-- Objective --
Restate the data exactly as given and keep the pictures out.

-- Supplied records --
►
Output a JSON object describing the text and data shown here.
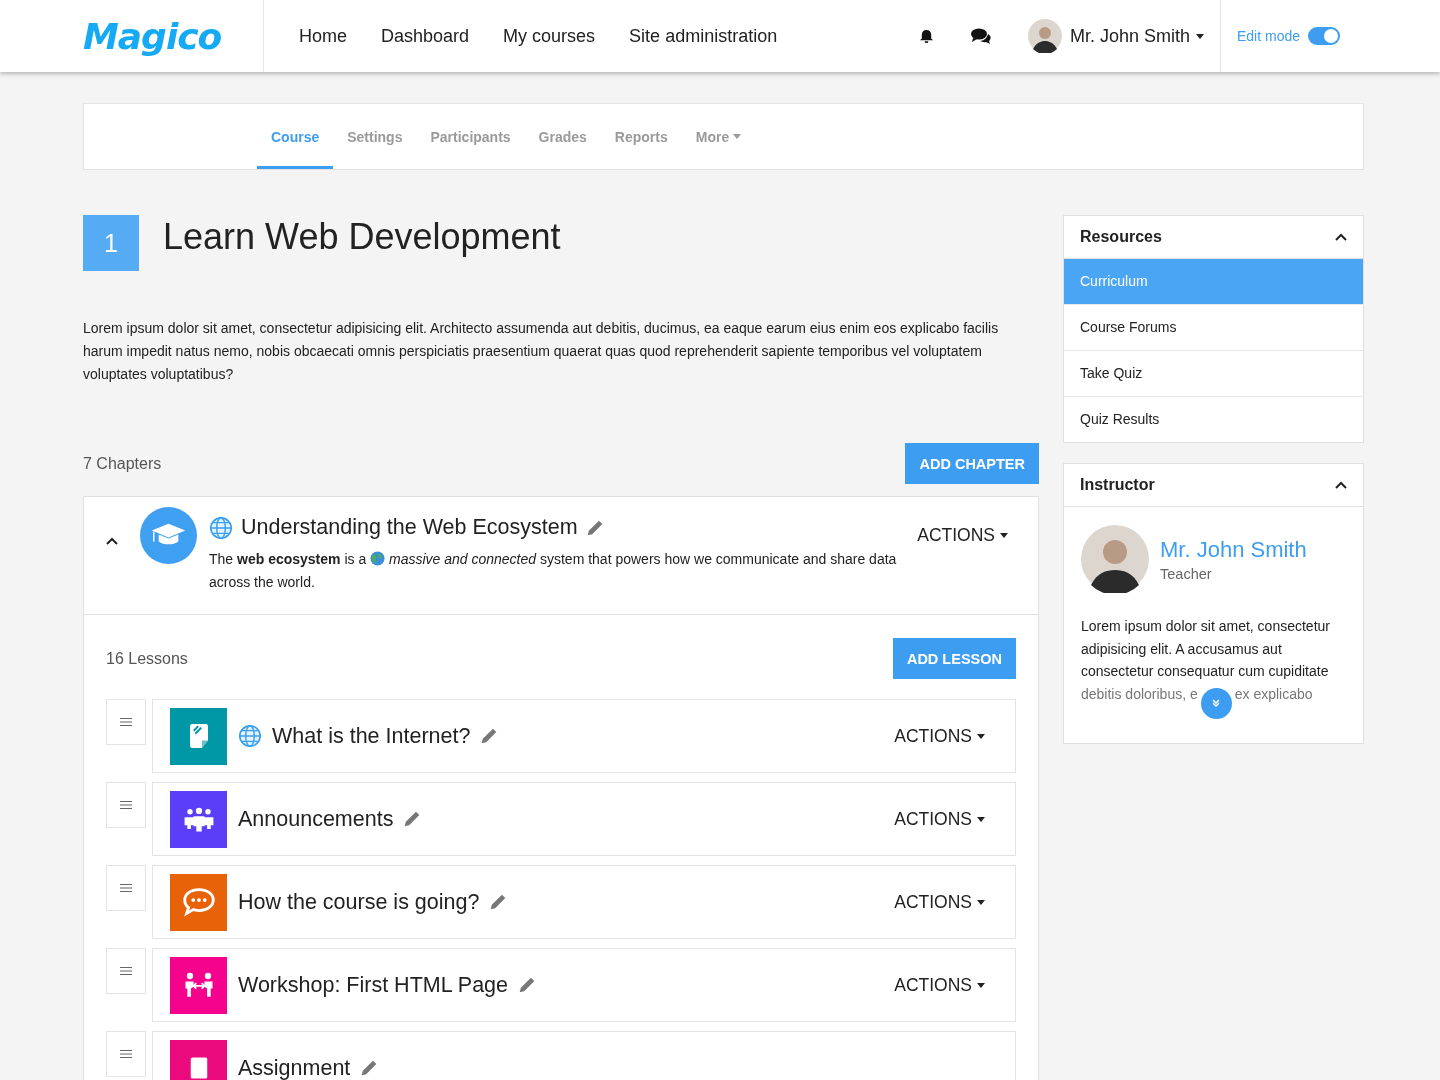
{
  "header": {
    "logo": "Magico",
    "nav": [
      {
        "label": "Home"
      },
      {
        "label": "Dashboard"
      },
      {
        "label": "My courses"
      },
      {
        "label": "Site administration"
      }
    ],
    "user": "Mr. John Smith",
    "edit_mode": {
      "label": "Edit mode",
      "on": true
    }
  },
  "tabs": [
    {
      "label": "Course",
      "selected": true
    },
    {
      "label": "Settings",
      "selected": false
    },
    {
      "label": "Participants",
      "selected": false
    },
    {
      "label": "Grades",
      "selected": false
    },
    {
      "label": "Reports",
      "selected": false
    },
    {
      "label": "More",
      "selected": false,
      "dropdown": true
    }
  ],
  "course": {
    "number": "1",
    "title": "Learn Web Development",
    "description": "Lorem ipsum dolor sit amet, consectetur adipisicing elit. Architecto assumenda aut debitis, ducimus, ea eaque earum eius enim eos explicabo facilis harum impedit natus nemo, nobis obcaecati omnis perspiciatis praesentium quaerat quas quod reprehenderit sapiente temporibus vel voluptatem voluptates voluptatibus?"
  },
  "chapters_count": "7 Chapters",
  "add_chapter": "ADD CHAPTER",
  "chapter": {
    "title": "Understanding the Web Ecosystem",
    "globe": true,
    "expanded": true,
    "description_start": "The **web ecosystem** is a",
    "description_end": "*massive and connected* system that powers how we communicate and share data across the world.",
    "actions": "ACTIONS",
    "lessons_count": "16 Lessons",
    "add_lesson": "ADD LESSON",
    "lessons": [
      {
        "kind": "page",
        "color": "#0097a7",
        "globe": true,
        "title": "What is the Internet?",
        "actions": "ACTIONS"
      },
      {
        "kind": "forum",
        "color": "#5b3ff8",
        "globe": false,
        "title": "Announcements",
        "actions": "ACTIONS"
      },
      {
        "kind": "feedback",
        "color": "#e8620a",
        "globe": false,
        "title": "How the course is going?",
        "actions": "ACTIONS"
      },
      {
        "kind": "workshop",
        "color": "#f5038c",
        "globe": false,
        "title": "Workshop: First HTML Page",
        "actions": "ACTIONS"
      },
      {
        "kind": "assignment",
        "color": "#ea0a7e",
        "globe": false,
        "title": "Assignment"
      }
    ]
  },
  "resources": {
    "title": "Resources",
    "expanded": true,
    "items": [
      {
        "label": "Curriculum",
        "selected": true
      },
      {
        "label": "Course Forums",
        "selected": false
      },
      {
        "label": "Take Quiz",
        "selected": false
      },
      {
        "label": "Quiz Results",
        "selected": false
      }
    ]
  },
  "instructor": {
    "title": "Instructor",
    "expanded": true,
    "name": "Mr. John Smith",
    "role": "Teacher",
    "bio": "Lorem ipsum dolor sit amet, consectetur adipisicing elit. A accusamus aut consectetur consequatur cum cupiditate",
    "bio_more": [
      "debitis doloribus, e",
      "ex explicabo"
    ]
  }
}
◄
-- Solution to the problem --
Output a JSON object describing the text and data shown here.
{
  "header": {
    "logo": "Magico",
    "nav": [
      {
        "label": "Home"
      },
      {
        "label": "Dashboard"
      },
      {
        "label": "My courses"
      },
      {
        "label": "Site administration"
      }
    ],
    "user": "Mr. John Smith",
    "edit_mode": {
      "label": "Edit mode",
      "on": true
    }
  },
  "tabs": [
    {
      "label": "Course",
      "selected": true
    },
    {
      "label": "Settings",
      "selected": false
    },
    {
      "label": "Participants",
      "selected": false
    },
    {
      "label": "Grades",
      "selected": false
    },
    {
      "label": "Reports",
      "selected": false
    },
    {
      "label": "More",
      "selected": false,
      "dropdown": true
    }
  ],
  "course": {
    "number": "1",
    "title": "Learn Web Development",
    "description": "Lorem ipsum dolor sit amet, consectetur adipisicing elit. Architecto assumenda aut debitis, ducimus, ea eaque earum eius enim eos explicabo facilis harum impedit natus nemo, nobis obcaecati omnis perspiciatis praesentium quaerat quas quod reprehenderit sapiente temporibus vel voluptatem voluptates voluptatibus?"
  },
  "chapters_count": "7 Chapters",
  "add_chapter": "ADD CHAPTER",
  "chapter": {
    "title": "Understanding the Web Ecosystem",
    "globe": true,
    "expanded": true,
    "description_start": "The **web ecosystem** is a",
    "description_end": "*massive and connected* system that powers how we communicate and share data across the world.",
    "actions": "ACTIONS",
    "lessons_count": "16 Lessons",
    "add_lesson": "ADD LESSON",
    "lessons": [
      {
        "kind": "page",
        "color": "#0097a7",
        "globe": true,
        "title": "What is the Internet?",
        "actions": "ACTIONS"
      },
      {
        "kind": "forum",
        "color": "#5b3ff8",
        "globe": false,
        "title": "Announcements",
        "actions": "ACTIONS"
      },
      {
        "kind": "feedback",
        "color": "#e8620a",
        "globe": false,
        "title": "How the course is going?",
        "actions": "ACTIONS"
      },
      {
        "kind": "workshop",
        "color": "#f5038c",
        "globe": false,
        "title": "Workshop: First HTML Page",
        "actions": "ACTIONS"
      },
      {
        "kind": "assignment",
        "color": "#ea0a7e",
        "globe": false,
        "title": "Assignment"
      }
    ]
  },
  "resources": {
    "title": "Resources",
    "expanded": true,
    "items": [
      {
        "label": "Curriculum",
        "selected": true
      },
      {
        "label": "Course Forums",
        "selected": false
      },
      {
        "label": "Take Quiz",
        "selected": false
      },
      {
        "label": "Quiz Results",
        "selected": false
      }
    ]
  },
  "instructor": {
    "title": "Instructor",
    "expanded": true,
    "name": "Mr. John Smith",
    "role": "Teacher",
    "bio": "Lorem ipsum dolor sit amet, consectetur adipisicing elit. A accusamus aut consectetur consequatur cum cupiditate",
    "bio_more": [
      "debitis doloribus, e",
      "ex explicabo"
    ]
  }
}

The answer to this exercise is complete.